INSTRUCTIONS TO FOLLOW :: How many lines of the records hold the string "DŁUŻNY"? Reply with the number alone.

DATA SUPPLIED ::
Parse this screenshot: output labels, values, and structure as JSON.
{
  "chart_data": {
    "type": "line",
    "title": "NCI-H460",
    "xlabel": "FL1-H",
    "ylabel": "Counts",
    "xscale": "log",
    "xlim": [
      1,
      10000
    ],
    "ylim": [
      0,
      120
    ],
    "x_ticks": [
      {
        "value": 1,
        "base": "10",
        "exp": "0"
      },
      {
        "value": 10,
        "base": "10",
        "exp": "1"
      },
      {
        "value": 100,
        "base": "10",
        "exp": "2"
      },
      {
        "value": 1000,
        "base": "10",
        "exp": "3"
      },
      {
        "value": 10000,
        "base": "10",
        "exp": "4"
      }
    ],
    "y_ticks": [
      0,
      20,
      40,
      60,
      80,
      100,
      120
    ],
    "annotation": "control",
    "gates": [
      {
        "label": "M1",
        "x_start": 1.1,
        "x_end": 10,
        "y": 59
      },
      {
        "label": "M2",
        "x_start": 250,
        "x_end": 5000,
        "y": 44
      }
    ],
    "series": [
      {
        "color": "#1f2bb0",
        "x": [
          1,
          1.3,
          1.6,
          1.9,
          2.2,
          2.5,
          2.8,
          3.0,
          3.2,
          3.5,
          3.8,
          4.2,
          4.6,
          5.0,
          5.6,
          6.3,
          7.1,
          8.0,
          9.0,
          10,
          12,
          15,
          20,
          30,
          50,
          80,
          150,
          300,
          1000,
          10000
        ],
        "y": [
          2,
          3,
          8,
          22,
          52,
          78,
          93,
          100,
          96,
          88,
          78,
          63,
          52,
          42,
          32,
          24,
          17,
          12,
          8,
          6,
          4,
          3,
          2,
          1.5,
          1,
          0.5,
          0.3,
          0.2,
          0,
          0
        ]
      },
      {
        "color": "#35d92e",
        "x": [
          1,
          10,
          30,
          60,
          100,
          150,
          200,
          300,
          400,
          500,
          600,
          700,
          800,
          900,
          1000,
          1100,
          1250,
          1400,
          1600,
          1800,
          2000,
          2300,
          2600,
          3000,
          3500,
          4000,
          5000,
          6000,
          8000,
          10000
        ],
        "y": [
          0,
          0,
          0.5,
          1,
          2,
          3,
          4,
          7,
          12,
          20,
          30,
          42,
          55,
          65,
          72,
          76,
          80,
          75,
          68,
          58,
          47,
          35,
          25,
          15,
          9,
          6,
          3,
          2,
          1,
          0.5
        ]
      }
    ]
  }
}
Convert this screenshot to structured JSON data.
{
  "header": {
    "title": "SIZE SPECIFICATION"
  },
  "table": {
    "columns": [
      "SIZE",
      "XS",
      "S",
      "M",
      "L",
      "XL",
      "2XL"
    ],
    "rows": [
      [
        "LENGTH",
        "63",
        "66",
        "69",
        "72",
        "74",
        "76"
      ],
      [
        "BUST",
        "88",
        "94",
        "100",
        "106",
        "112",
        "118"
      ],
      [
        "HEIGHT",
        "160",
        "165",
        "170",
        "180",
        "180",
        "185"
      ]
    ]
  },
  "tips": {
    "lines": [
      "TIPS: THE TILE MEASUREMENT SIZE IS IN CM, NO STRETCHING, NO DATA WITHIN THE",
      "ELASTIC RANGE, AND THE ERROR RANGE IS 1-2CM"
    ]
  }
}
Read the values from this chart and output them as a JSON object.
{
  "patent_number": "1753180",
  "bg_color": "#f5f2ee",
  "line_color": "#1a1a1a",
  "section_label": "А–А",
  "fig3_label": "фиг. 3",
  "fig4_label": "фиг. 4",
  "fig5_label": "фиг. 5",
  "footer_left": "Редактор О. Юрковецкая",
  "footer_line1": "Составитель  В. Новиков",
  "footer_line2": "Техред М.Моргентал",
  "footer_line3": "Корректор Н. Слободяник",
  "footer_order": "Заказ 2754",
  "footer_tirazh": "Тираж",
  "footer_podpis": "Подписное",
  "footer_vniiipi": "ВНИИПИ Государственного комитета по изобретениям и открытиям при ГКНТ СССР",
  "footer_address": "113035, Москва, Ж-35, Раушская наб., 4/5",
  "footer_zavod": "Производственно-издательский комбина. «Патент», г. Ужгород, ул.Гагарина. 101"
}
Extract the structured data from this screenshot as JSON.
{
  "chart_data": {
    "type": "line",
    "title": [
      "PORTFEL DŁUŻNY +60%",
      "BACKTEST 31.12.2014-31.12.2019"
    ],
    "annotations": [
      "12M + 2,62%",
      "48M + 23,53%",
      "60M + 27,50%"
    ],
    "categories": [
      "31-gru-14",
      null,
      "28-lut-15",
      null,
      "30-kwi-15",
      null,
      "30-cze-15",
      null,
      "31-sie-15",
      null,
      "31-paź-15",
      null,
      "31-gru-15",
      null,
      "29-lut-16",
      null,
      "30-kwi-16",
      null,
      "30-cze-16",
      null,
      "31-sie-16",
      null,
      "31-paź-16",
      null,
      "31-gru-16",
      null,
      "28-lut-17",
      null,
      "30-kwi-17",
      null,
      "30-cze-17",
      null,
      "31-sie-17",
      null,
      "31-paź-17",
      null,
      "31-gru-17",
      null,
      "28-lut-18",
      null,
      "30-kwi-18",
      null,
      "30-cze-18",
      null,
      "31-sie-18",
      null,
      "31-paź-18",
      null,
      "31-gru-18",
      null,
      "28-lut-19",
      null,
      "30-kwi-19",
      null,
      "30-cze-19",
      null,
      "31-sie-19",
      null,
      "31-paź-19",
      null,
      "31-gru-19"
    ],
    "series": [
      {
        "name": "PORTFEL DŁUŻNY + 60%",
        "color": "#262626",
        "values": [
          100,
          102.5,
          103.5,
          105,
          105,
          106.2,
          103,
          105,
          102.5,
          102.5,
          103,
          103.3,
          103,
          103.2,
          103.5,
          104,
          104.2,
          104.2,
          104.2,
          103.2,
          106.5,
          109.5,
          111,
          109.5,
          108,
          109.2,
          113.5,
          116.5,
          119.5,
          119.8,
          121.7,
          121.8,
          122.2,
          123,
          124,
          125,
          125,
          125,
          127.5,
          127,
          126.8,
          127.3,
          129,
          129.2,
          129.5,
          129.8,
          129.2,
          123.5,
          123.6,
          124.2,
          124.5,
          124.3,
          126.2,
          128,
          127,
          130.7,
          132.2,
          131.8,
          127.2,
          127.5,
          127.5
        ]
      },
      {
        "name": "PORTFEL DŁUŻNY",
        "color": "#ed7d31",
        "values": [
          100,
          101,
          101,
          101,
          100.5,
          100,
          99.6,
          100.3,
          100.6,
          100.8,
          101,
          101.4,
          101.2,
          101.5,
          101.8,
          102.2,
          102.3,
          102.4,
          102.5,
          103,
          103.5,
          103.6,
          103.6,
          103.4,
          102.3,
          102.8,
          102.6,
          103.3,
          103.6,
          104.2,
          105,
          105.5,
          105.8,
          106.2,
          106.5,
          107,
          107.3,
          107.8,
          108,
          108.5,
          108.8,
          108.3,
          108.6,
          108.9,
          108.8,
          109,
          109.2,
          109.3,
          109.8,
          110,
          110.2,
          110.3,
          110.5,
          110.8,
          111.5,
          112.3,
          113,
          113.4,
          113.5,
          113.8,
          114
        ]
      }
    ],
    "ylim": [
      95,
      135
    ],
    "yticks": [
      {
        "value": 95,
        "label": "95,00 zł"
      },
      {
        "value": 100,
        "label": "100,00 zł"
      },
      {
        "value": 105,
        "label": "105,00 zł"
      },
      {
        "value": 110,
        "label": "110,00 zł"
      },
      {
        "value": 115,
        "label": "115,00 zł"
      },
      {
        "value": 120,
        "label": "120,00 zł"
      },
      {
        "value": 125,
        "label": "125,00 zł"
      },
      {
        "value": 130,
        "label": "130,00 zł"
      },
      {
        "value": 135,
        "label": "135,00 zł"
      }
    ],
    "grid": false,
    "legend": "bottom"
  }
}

RESULT FOR THIS TASK :: 3